• What to produce:
Search the records for "object" and copy each line that holds it.

• Data:
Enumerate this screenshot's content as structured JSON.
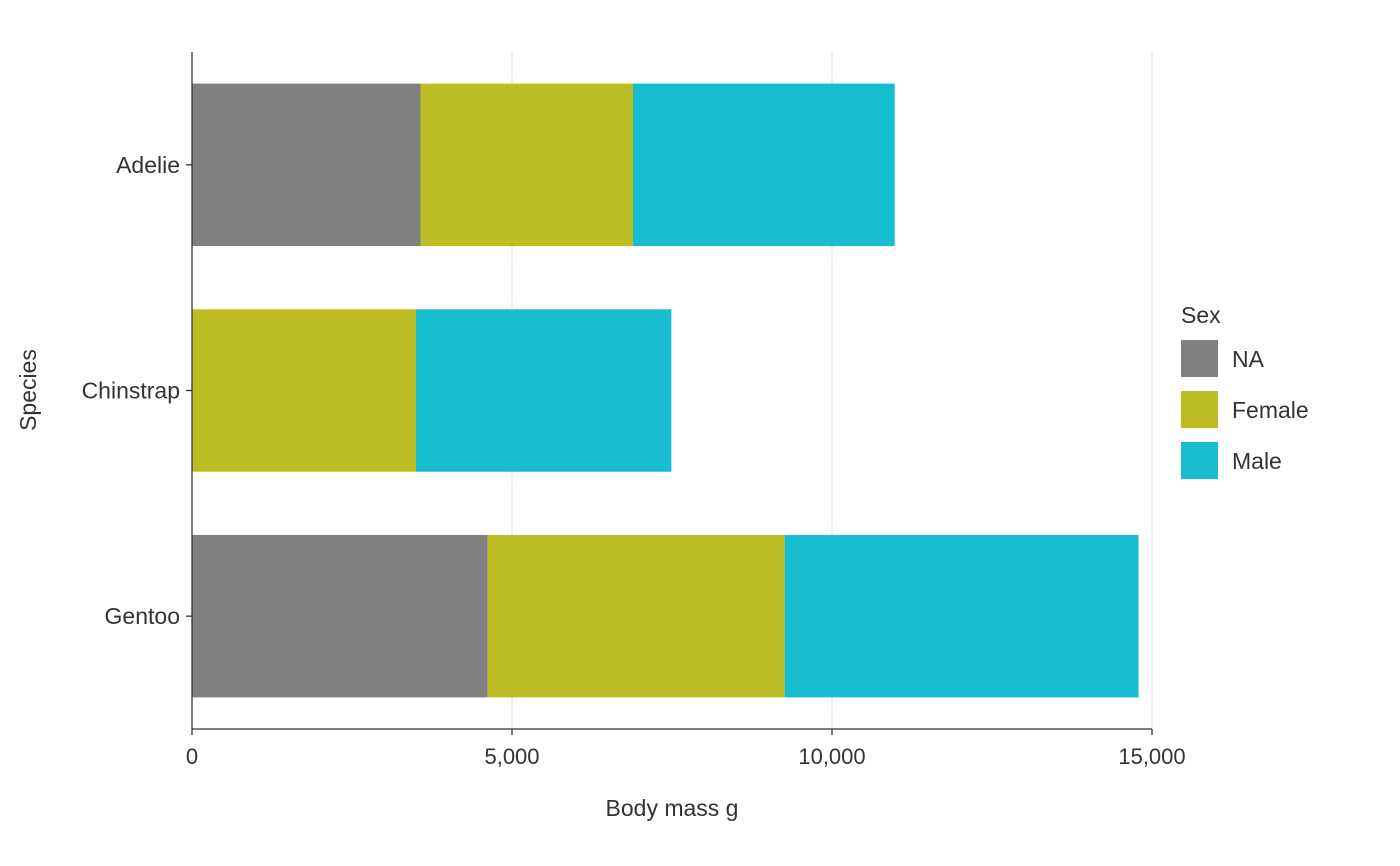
{
  "chart_data": {
    "type": "bar",
    "orientation": "horizontal",
    "stacked": true,
    "categories": [
      "Adelie",
      "Chinstrap",
      "Gentoo"
    ],
    "series": [
      {
        "name": "NA",
        "color": "#808080",
        "values": [
          3570,
          0,
          4620
        ]
      },
      {
        "name": "Female",
        "color": "#bcbd22",
        "values": [
          3320,
          3500,
          4640
        ]
      },
      {
        "name": "Male",
        "color": "#17becf",
        "values": [
          4090,
          3990,
          5530
        ]
      }
    ],
    "xlabel": "Body mass g",
    "ylabel": "Species",
    "xlim": [
      0,
      15000
    ],
    "x_ticks": [
      0,
      5000,
      10000,
      15000
    ],
    "x_tick_labels": [
      "0",
      "5,000",
      "10,000",
      "15,000"
    ],
    "grid": "vertical",
    "legend": {
      "title": "Sex",
      "position": "right"
    }
  }
}
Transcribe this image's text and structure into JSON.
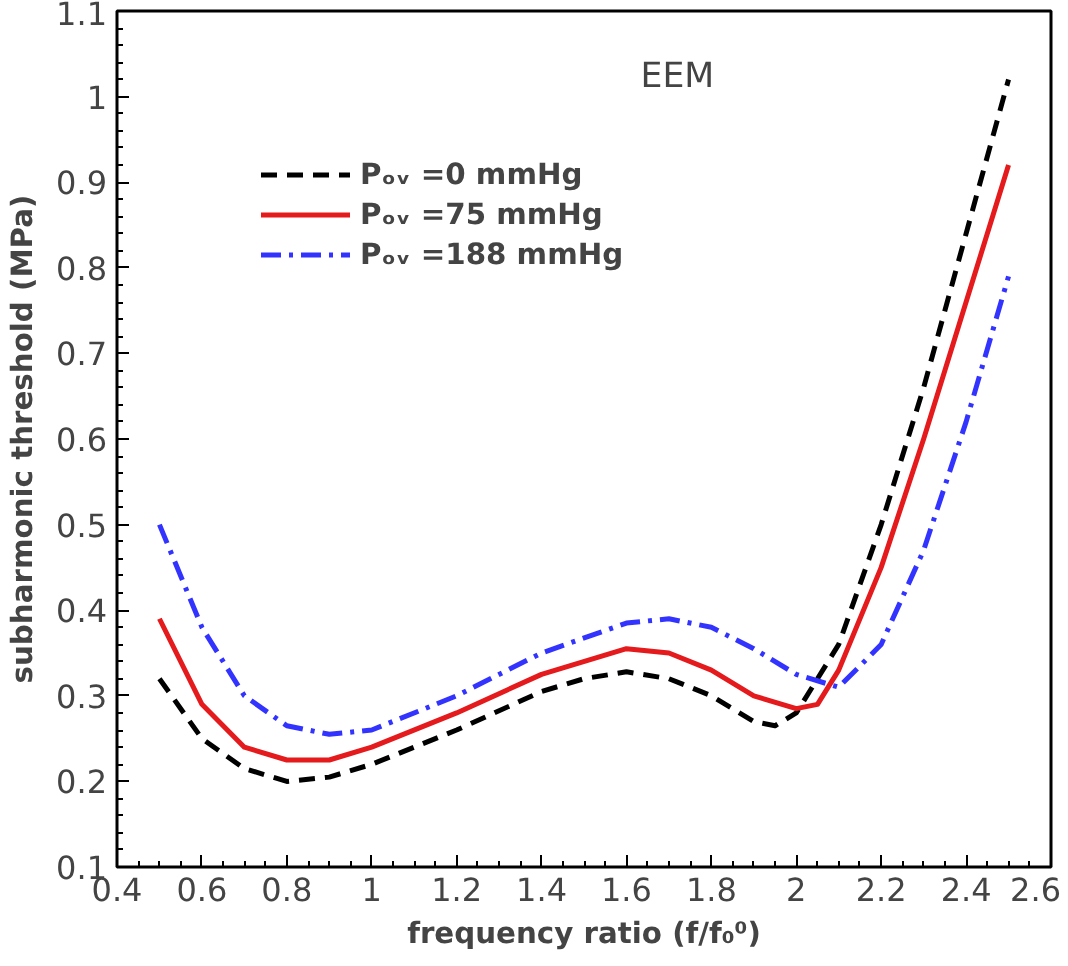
{
  "chart_data": {
    "type": "line",
    "xlabel": "frequency ratio (f/f₀⁰)",
    "ylabel": "subharmonic threshold (MPa)",
    "annotations": [
      "EEM"
    ],
    "xlim": [
      0.4,
      2.6
    ],
    "ylim": [
      0.1,
      1.1
    ],
    "xticks": [
      0.4,
      0.6,
      0.8,
      1,
      1.2,
      1.4,
      1.6,
      1.8,
      2,
      2.2,
      2.4,
      2.6
    ],
    "yticks": [
      0.1,
      0.2,
      0.3,
      0.4,
      0.5,
      0.6,
      0.7,
      0.8,
      0.9,
      1,
      1.1
    ],
    "grid": false,
    "legend": "top left",
    "marker": "none",
    "series": [
      {
        "name": "Pₒᵥ =0 mmHg",
        "color": "#000000",
        "line_style": "dashed",
        "x": [
          0.5,
          0.6,
          0.7,
          0.8,
          0.9,
          1.0,
          1.2,
          1.4,
          1.5,
          1.6,
          1.7,
          1.8,
          1.9,
          1.95,
          2.0,
          2.1,
          2.2,
          2.3,
          2.4,
          2.5
        ],
        "values": [
          0.32,
          0.25,
          0.215,
          0.2,
          0.205,
          0.22,
          0.26,
          0.305,
          0.32,
          0.328,
          0.32,
          0.3,
          0.27,
          0.265,
          0.28,
          0.36,
          0.5,
          0.66,
          0.84,
          1.02
        ]
      },
      {
        "name": "Pₒᵥ =75 mmHg",
        "color": "#e41a1c",
        "line_style": "solid",
        "x": [
          0.5,
          0.6,
          0.7,
          0.8,
          0.9,
          1.0,
          1.2,
          1.4,
          1.6,
          1.7,
          1.8,
          1.9,
          2.0,
          2.05,
          2.1,
          2.2,
          2.3,
          2.4,
          2.5
        ],
        "values": [
          0.39,
          0.29,
          0.24,
          0.225,
          0.225,
          0.24,
          0.28,
          0.325,
          0.355,
          0.35,
          0.33,
          0.3,
          0.285,
          0.29,
          0.33,
          0.45,
          0.6,
          0.76,
          0.92
        ]
      },
      {
        "name": "Pₒᵥ =188 mmHg",
        "color": "#3333ff",
        "line_style": "dashdot",
        "x": [
          0.5,
          0.6,
          0.7,
          0.8,
          0.9,
          1.0,
          1.2,
          1.4,
          1.6,
          1.7,
          1.8,
          1.9,
          2.0,
          2.1,
          2.2,
          2.3,
          2.4,
          2.5
        ],
        "values": [
          0.5,
          0.38,
          0.3,
          0.265,
          0.255,
          0.26,
          0.3,
          0.35,
          0.385,
          0.39,
          0.38,
          0.355,
          0.325,
          0.31,
          0.36,
          0.47,
          0.62,
          0.79
        ]
      }
    ]
  }
}
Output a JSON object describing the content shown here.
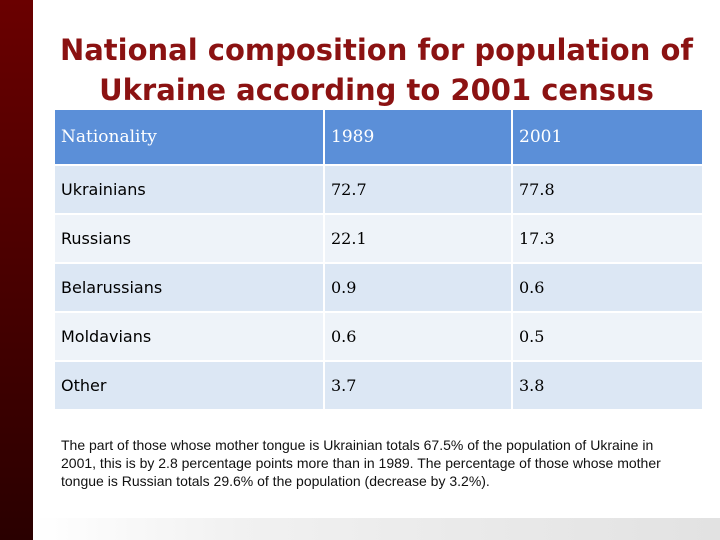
{
  "title": {
    "line1": "National composition for population of",
    "line2": "Ukraine according to 2001 census"
  },
  "table": {
    "headers": [
      "Nationality",
      "1989",
      "2001"
    ],
    "rows": [
      [
        "Ukrainians",
        "72.7",
        "77.8"
      ],
      [
        "Russians",
        "22.1",
        "17.3"
      ],
      [
        "Belarussians",
        "0.9",
        "0.6"
      ],
      [
        "Moldavians",
        "0.6",
        "0.5"
      ],
      [
        "Other",
        "3.7",
        "3.8"
      ]
    ]
  },
  "note": "The part of those whose mother tongue is Ukrainian totals 67.5% of the population of Ukraine in 2001, this is by 2.8 percentage points more than in 1989. The percentage of those whose mother tongue is Russian totals 29.6% of the population (decrease by 3.2%).",
  "colors": {
    "title": "#8b1212",
    "header_bg": "#5b8fd8",
    "row_a": "#dce7f4",
    "row_b": "#eef3f9",
    "side_bar": "#4a0000"
  }
}
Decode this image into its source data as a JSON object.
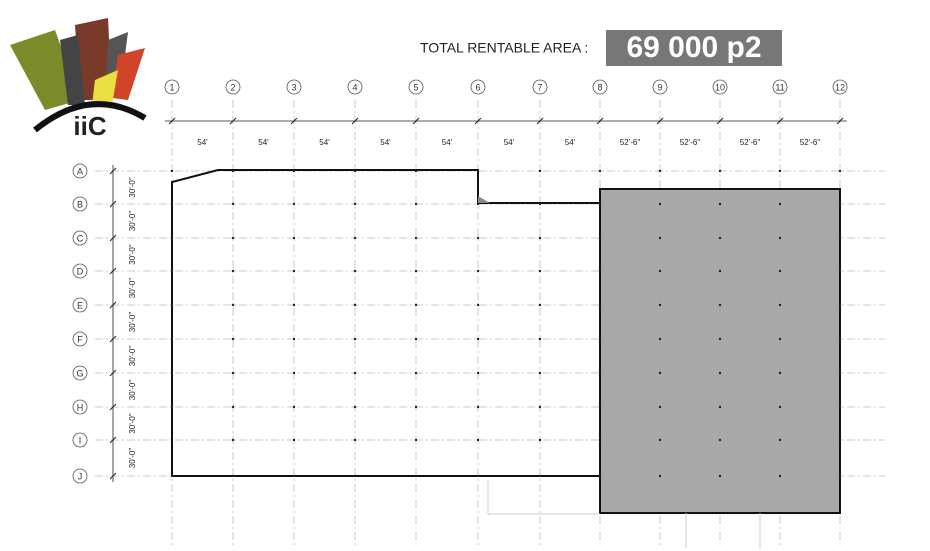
{
  "logo": {
    "text": "iiC"
  },
  "header": {
    "label": "TOTAL RENTABLE AREA :",
    "area": "69 000 p2"
  },
  "plan": {
    "columns": [
      "1",
      "2",
      "3",
      "4",
      "5",
      "6",
      "7",
      "8",
      "9",
      "10",
      "11",
      "12"
    ],
    "rows": [
      "A",
      "B",
      "C",
      "D",
      "E",
      "F",
      "G",
      "H",
      "I",
      "J"
    ],
    "column_dims": [
      "54'",
      "54'",
      "54'",
      "54'",
      "54'",
      "54'",
      "54'",
      "52'-6\"",
      "52'-6\"",
      "52'-6\"",
      "52'-6\""
    ],
    "row_dims": [
      "30'-0\"",
      "30'-0\"",
      "30'-0\"",
      "30'-0\"",
      "30'-0\"",
      "30'-0\"",
      "30'-0\"",
      "30'-0\"",
      "30'-0\""
    ]
  }
}
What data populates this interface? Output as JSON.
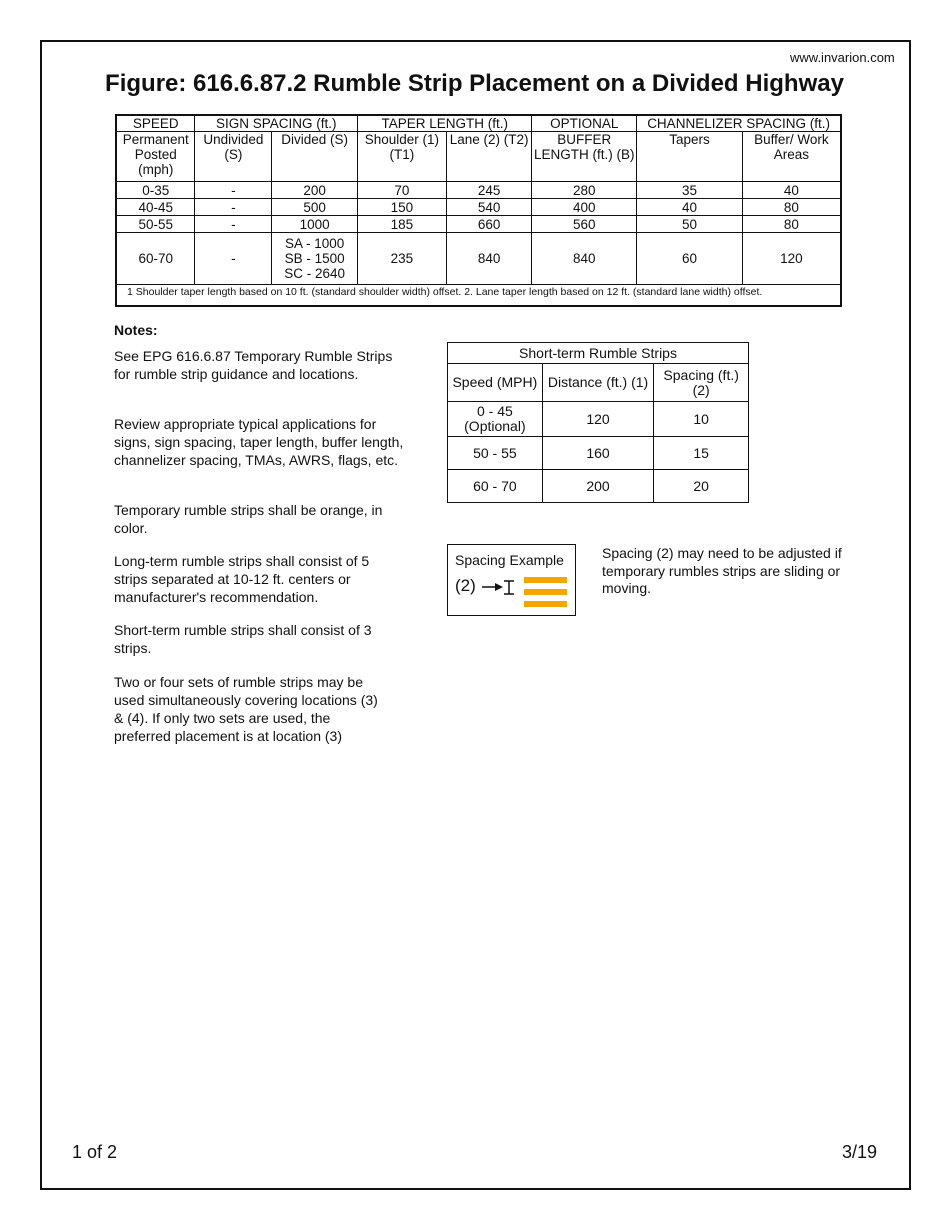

• Full output:
Output a JSON object describing the content shown here.
Decode this image into its source data as a JSON object.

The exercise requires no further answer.